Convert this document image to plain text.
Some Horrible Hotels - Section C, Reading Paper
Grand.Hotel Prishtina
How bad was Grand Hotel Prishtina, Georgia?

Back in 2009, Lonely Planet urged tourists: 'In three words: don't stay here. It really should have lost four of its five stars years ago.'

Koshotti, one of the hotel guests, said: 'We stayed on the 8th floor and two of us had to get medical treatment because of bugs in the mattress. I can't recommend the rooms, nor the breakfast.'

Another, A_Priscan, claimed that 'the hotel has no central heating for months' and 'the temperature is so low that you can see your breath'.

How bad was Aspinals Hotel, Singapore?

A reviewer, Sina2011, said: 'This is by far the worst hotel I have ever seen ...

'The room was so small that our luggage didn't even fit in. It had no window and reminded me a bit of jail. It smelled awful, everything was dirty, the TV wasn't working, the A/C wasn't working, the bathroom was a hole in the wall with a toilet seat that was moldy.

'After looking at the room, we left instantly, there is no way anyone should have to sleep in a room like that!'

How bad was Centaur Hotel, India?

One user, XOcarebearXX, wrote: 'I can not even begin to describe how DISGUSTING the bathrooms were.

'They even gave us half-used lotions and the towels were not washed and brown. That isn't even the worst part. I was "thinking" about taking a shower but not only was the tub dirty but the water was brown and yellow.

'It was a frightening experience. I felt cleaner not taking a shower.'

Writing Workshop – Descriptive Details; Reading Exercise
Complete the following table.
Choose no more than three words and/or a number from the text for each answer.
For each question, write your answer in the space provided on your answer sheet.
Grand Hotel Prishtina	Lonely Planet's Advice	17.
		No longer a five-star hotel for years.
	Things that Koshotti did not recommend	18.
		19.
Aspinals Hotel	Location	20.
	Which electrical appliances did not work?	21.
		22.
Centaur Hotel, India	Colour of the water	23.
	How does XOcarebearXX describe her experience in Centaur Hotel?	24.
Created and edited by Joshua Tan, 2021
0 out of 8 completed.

⁂

● **Exercise brief**:
Every record shown above should be written out again exactly.

● **Response to the task**:
Convert this document image to plain text.
Some Horrible Hotels - Section C, Reading Paper
Grand.Hotel Prishtina
How bad was Grand Hotel Prishtina, Georgia?

Back in 2009, Lonely Planet urged tourists: 'In three words: don't stay here. It really should have lost four of its five stars years ago.'

Koshotti, one of the hotel guests, said: 'We stayed on the 8th floor and two of us had to get medical treatment because of bugs in the mattress. I can't recommend the rooms, nor the breakfast.'

Another, A_Priscan, claimed that 'the hotel has no central heating for months' and 'the temperature is so low that you can see your breath'.

How bad was Aspinals Hotel, Singapore?

A reviewer, Sina2011, said: 'This is by far the worst hotel I have ever seen ...

'The room was so small that our luggage didn't even fit in. It had no window and reminded me a bit of jail. It smelled awful, everything was dirty, the TV wasn't working, the A/C wasn't working, the bathroom was a hole in the wall with a toilet seat that was moldy.

'After looking at the room, we left instantly, there is no way anyone should have to sleep in a room like that!'

How bad was Centaur Hotel, India?

One user, XOcarebearXX, wrote: 'I can not even begin to describe how DISGUSTING the bathrooms were.

'They even gave us half-used lotions and the towels were not washed and brown. That isn't even the worst part. I was "thinking" about taking a shower but not only was the tub dirty but the water was brown and yellow.

'It was a frightening experience. I felt cleaner not taking a shower.'

Writing Workshop – Descriptive Details; Reading Exercise
Complete the following table.
Choose no more than three words and/or a number from the text for each answer.
For each question, write your answer in the space provided on your answer sheet.
Grand Hotel Prishtina	Lonely Planet's Advice	17.
		No longer a five-star hotel for years.
	Things that Koshotti did not recommend	18.
		19.
Aspinals Hotel	Location	20.
	Which electrical appliances did not work?	21.
		22.
Centaur Hotel, India	Colour of the water	23.
	How does XOcarebearXX describe her experience in Centaur Hotel?	24.
Created and edited by Joshua Tan, 2021
0 out of 8 completed.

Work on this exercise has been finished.